──────── Task data ────────

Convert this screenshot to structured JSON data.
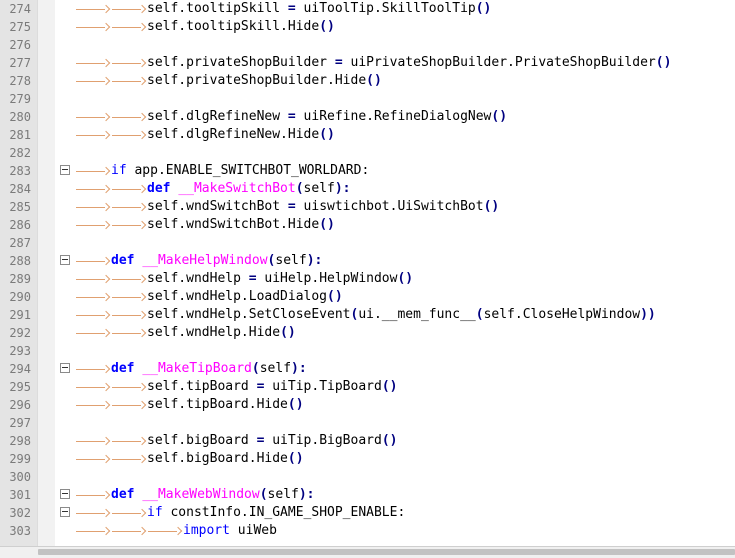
{
  "editor": {
    "lines": [
      {
        "num": "274",
        "indent": 2,
        "fold": false,
        "tokens": [
          [
            "tx",
            "self.tooltipSkill "
          ],
          [
            "op",
            "="
          ],
          [
            "tx",
            " uiToolTip.SkillToolTip"
          ],
          [
            "op",
            "()"
          ]
        ]
      },
      {
        "num": "275",
        "indent": 2,
        "fold": false,
        "tokens": [
          [
            "tx",
            "self.tooltipSkill.Hide"
          ],
          [
            "op",
            "()"
          ]
        ]
      },
      {
        "num": "276",
        "indent": 0,
        "fold": false,
        "tokens": []
      },
      {
        "num": "277",
        "indent": 2,
        "fold": false,
        "tokens": [
          [
            "tx",
            "self.privateShopBuilder "
          ],
          [
            "op",
            "="
          ],
          [
            "tx",
            " uiPrivateShopBuilder.PrivateShopBuilder"
          ],
          [
            "op",
            "()"
          ]
        ]
      },
      {
        "num": "278",
        "indent": 2,
        "fold": false,
        "tokens": [
          [
            "tx",
            "self.privateShopBuilder.Hide"
          ],
          [
            "op",
            "()"
          ]
        ]
      },
      {
        "num": "279",
        "indent": 0,
        "fold": false,
        "tokens": []
      },
      {
        "num": "280",
        "indent": 2,
        "fold": false,
        "tokens": [
          [
            "tx",
            "self.dlgRefineNew "
          ],
          [
            "op",
            "="
          ],
          [
            "tx",
            " uiRefine.RefineDialogNew"
          ],
          [
            "op",
            "()"
          ]
        ]
      },
      {
        "num": "281",
        "indent": 2,
        "fold": false,
        "tokens": [
          [
            "tx",
            "self.dlgRefineNew.Hide"
          ],
          [
            "op",
            "()"
          ]
        ]
      },
      {
        "num": "282",
        "indent": 0,
        "fold": false,
        "tokens": []
      },
      {
        "num": "283",
        "indent": 1,
        "fold": true,
        "tokens": [
          [
            "kw",
            "if"
          ],
          [
            "tx",
            " app.ENABLE_SWITCHBOT_WORLDARD:"
          ]
        ]
      },
      {
        "num": "284",
        "indent": 2,
        "fold": false,
        "tokens": [
          [
            "kwb",
            "def"
          ],
          [
            "tx",
            " "
          ],
          [
            "fn",
            "__MakeSwitchBot"
          ],
          [
            "op",
            "("
          ],
          [
            "tx",
            "self"
          ],
          [
            "op",
            "):"
          ]
        ]
      },
      {
        "num": "285",
        "indent": 2,
        "fold": false,
        "tokens": [
          [
            "tx",
            "self.wndSwitchBot "
          ],
          [
            "op",
            "="
          ],
          [
            "tx",
            " uiswtichbot.UiSwitchBot"
          ],
          [
            "op",
            "()"
          ]
        ]
      },
      {
        "num": "286",
        "indent": 2,
        "fold": false,
        "tokens": [
          [
            "tx",
            "self.wndSwitchBot.Hide"
          ],
          [
            "op",
            "()"
          ]
        ]
      },
      {
        "num": "287",
        "indent": 0,
        "fold": false,
        "tokens": []
      },
      {
        "num": "288",
        "indent": 1,
        "fold": true,
        "tokens": [
          [
            "kwb",
            "def"
          ],
          [
            "tx",
            " "
          ],
          [
            "fn",
            "__MakeHelpWindow"
          ],
          [
            "op",
            "("
          ],
          [
            "tx",
            "self"
          ],
          [
            "op",
            "):"
          ]
        ]
      },
      {
        "num": "289",
        "indent": 2,
        "fold": false,
        "tokens": [
          [
            "tx",
            "self.wndHelp "
          ],
          [
            "op",
            "="
          ],
          [
            "tx",
            " uiHelp.HelpWindow"
          ],
          [
            "op",
            "()"
          ]
        ]
      },
      {
        "num": "290",
        "indent": 2,
        "fold": false,
        "tokens": [
          [
            "tx",
            "self.wndHelp.LoadDialog"
          ],
          [
            "op",
            "()"
          ]
        ]
      },
      {
        "num": "291",
        "indent": 2,
        "fold": false,
        "tokens": [
          [
            "tx",
            "self.wndHelp.SetCloseEvent"
          ],
          [
            "op",
            "("
          ],
          [
            "tx",
            "ui.__mem_func__"
          ],
          [
            "op",
            "("
          ],
          [
            "tx",
            "self.CloseHelpWindow"
          ],
          [
            "op",
            "))"
          ]
        ]
      },
      {
        "num": "292",
        "indent": 2,
        "fold": false,
        "tokens": [
          [
            "tx",
            "self.wndHelp.Hide"
          ],
          [
            "op",
            "()"
          ]
        ]
      },
      {
        "num": "293",
        "indent": 0,
        "fold": false,
        "tokens": []
      },
      {
        "num": "294",
        "indent": 1,
        "fold": true,
        "tokens": [
          [
            "kwb",
            "def"
          ],
          [
            "tx",
            " "
          ],
          [
            "fn",
            "__MakeTipBoard"
          ],
          [
            "op",
            "("
          ],
          [
            "tx",
            "self"
          ],
          [
            "op",
            "):"
          ]
        ]
      },
      {
        "num": "295",
        "indent": 2,
        "fold": false,
        "tokens": [
          [
            "tx",
            "self.tipBoard "
          ],
          [
            "op",
            "="
          ],
          [
            "tx",
            " uiTip.TipBoard"
          ],
          [
            "op",
            "()"
          ]
        ]
      },
      {
        "num": "296",
        "indent": 2,
        "fold": false,
        "tokens": [
          [
            "tx",
            "self.tipBoard.Hide"
          ],
          [
            "op",
            "()"
          ]
        ]
      },
      {
        "num": "297",
        "indent": 0,
        "fold": false,
        "tokens": []
      },
      {
        "num": "298",
        "indent": 2,
        "fold": false,
        "tokens": [
          [
            "tx",
            "self.bigBoard "
          ],
          [
            "op",
            "="
          ],
          [
            "tx",
            " uiTip.BigBoard"
          ],
          [
            "op",
            "()"
          ]
        ]
      },
      {
        "num": "299",
        "indent": 2,
        "fold": false,
        "tokens": [
          [
            "tx",
            "self.bigBoard.Hide"
          ],
          [
            "op",
            "()"
          ]
        ]
      },
      {
        "num": "300",
        "indent": 0,
        "fold": false,
        "tokens": []
      },
      {
        "num": "301",
        "indent": 1,
        "fold": true,
        "tokens": [
          [
            "kwb",
            "def"
          ],
          [
            "tx",
            " "
          ],
          [
            "fn",
            "__MakeWebWindow"
          ],
          [
            "op",
            "("
          ],
          [
            "tx",
            "self"
          ],
          [
            "op",
            "):"
          ]
        ]
      },
      {
        "num": "302",
        "indent": 2,
        "fold": true,
        "tokens": [
          [
            "kw",
            "if"
          ],
          [
            "tx",
            " constInfo.IN_GAME_SHOP_ENABLE:"
          ]
        ]
      },
      {
        "num": "303",
        "indent": 3,
        "fold": false,
        "tokens": [
          [
            "kw",
            "import"
          ],
          [
            "tx",
            " uiWeb"
          ]
        ]
      }
    ]
  },
  "colors": {
    "keyword": "#0000ff",
    "function": "#ff00ff",
    "operator": "#000080",
    "text": "#000000",
    "tab_arrow": "#e0a070",
    "gutter": "#e4e4e4",
    "line_number": "#7a7a7a"
  },
  "icons": {
    "fold": "fold-minus-icon",
    "tab": "tab-arrow-icon"
  }
}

────────

▸ Stated task:
Give only the number of lines in the entries above that hold the string "Hide".

▸ Result:
7